Task prompt
Pick up the financial report passage on the Group's cash position, net debt ratio and PRC bank loans right after its last sentence and continue it.

(Study text)

The cash and bank deposits as at 30 June 2020 were approximately HK$67.9 million (31 December 2019: approximately HK$74.6 million).
As at 30 June 2020, the net debt to equity ratio of the Group, expressed as a percentage of borrowings and long-term debts net of cash and bank deposits over total equity, was approximately 200.2% (31 December 2019: approximately 183.1%). The increase in net debt to equity ratio was mainly due to the decrease in cash and bank deposits during the six months ended 30 June 2020.
26
Certain of the Group's PRC subsidiaries entered into financing agreements including guarantees or security agreements with various PRC banks and financial institutions. These loans have original terms ranging from 12 months to 36 months.
The principal amounts outstanding under these loans in the PRC generally bear interest at fixed rates calculated by reference to the relevant bank's benchmark interest rate for such loans. Interest payments are payable on either monthly or quarterly basis and must be on each payment date as provided in the particular loan agreement.

(End Study text)
(Extracted information)

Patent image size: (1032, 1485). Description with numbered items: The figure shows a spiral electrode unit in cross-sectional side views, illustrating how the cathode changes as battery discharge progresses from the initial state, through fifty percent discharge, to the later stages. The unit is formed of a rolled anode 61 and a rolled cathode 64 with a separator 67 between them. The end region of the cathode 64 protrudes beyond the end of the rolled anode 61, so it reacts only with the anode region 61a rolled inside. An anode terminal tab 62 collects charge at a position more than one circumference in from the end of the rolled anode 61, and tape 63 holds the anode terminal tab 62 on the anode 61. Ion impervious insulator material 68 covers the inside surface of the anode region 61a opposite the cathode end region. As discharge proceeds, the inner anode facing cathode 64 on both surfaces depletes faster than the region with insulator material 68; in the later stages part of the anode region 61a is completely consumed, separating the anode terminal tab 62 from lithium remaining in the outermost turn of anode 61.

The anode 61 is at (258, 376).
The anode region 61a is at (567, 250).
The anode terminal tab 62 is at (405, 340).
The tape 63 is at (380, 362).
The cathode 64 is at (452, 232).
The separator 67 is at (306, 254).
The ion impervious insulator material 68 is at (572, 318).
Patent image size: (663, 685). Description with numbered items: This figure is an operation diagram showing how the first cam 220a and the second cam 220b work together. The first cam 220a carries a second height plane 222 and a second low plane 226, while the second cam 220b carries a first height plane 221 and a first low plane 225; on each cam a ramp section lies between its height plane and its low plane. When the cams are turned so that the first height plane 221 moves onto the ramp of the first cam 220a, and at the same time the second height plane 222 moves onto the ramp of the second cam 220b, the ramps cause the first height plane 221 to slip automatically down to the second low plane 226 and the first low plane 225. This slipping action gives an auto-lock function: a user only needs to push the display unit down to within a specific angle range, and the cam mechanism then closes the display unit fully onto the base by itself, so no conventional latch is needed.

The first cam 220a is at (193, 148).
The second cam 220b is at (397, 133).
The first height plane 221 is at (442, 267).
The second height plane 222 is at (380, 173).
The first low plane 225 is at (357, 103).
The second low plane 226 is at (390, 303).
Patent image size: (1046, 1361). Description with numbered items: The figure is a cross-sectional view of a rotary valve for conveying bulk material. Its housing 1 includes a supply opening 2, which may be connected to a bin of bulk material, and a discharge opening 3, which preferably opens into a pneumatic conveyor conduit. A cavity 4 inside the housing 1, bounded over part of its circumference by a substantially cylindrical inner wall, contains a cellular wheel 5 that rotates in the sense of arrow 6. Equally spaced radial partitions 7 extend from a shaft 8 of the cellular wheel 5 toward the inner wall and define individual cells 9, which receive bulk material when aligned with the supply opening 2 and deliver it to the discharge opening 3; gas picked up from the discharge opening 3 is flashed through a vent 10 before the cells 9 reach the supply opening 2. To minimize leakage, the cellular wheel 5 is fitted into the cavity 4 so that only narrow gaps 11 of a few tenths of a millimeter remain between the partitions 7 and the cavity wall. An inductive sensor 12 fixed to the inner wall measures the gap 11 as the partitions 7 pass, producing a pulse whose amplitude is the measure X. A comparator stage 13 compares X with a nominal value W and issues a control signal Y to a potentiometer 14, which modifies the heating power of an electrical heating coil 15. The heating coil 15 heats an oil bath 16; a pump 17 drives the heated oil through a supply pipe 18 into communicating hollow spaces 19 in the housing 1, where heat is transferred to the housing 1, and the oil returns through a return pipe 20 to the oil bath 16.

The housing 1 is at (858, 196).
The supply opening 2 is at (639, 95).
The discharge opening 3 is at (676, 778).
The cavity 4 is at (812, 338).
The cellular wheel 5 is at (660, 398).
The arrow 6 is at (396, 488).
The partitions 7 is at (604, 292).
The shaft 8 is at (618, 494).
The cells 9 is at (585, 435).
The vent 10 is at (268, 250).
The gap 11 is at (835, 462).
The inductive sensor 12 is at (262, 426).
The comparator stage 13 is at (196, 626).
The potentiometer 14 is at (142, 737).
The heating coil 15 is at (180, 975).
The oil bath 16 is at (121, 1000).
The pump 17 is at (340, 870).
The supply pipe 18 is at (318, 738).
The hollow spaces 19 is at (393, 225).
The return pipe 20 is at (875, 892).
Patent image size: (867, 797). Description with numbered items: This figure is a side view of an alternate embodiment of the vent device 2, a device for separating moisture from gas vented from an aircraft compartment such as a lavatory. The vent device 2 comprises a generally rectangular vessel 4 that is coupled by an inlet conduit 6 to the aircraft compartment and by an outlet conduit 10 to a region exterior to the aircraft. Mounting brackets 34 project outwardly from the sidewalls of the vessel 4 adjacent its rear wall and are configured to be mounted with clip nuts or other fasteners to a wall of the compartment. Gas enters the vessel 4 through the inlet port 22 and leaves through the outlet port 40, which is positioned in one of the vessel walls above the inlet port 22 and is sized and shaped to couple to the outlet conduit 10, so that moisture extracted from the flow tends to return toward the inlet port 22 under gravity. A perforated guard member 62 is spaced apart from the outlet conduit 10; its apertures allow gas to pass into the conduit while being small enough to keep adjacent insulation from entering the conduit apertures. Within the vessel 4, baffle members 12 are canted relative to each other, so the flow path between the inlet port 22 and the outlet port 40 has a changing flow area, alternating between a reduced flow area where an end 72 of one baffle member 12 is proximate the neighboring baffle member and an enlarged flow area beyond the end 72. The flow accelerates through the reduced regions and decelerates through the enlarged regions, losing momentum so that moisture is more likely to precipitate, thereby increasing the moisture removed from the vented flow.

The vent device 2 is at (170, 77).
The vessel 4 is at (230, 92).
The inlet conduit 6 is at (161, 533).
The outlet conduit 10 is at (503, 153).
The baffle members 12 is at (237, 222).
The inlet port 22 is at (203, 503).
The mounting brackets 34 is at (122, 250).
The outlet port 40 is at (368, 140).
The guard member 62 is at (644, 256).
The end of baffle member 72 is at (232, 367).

(End Extracted information)

Response to the task
STATUS OF THE WINDING UP PETITIONS
On 22 November 2019, the Company noticed that a winding up petition (the "Petition") was filed by Huang Wenhui (the "Petitioner") that the Company might be wound up by the High Court of the Hong Kong Special Administrative Region (the "High Court") on the ground that the Company is insolvent and unable to pay its debt. Upon the joint application of the Company and the Petitioner to withdraw the Petition, the High Court ordered on 13 December 2019, that the Petition be withdrawn.
On 22 January 2020, a winding up petition was presented against the Company in respect of certain alleged indebtedness of approximately HK$10.6 million owed to Mr. Shen Hou Feng (the "Petition by Mr. Shen HF") in respect of a private immigration bonds issued by the Company. Certain individuals who are alleged creditors of the Company subsequently also served notices of intention to appear on the hearing of the Petition by Mr. Shen HF. On 8 July 2020, the High Court ordered that the Petition by Mr. Shen HF be withdrawn. On 10 March 2020, another winding up petition was presented against the Company in respect of certain alleged indebtedness of approximately HK$30.2 million owed to Ms. Zhang Jingchu in respect of a private senior immigration bonds issued by the Company. The hearing originally scheduled to be heard on 3 June 2020 has been adjourned to 29 September 2020 due to the outbreak of the COVID-19.
The Company has appointed Houlihan Lokey (China) Limited as financial advisor (the "Financial Adviser") to assess the financial position of the Company and to explore the options for implementing a financial restructuring.
For further details, please refer to the announcements published by the Company on 23 January 2020, 14 February 2020, 6 March 2020,11 March 2020, 4 June 2020, 16 June 2020, 29 June 2020, 10 July 2020, 21 July 2020 and 22 July 2020.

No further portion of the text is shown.